• _TASK DESCRIPTION_
Copy every line from the records below that holds the word "Development".
________________
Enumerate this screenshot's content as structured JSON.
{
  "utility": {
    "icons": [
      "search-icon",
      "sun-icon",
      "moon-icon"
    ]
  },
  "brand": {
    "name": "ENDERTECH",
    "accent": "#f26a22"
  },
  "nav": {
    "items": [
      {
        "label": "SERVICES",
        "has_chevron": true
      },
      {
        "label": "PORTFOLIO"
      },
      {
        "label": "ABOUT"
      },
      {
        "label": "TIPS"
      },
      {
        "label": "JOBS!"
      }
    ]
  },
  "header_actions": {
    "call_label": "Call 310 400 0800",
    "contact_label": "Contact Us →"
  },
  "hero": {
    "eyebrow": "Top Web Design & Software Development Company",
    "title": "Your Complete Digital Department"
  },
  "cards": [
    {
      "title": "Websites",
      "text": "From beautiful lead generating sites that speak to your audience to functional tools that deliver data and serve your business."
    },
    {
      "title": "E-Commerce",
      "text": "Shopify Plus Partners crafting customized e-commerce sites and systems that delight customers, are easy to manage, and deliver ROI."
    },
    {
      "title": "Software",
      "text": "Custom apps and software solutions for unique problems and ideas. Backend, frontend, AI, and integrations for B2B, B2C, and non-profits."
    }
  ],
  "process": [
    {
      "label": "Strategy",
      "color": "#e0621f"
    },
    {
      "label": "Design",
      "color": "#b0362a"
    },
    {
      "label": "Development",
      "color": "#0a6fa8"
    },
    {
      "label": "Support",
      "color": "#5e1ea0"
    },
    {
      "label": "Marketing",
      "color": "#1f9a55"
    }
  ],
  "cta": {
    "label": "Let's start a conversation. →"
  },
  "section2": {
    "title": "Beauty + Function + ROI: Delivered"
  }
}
________________
• _THE COMPLETED TASK_
    "eyebrow": "Top Web Design & Software Development Company",
      "label": "Development",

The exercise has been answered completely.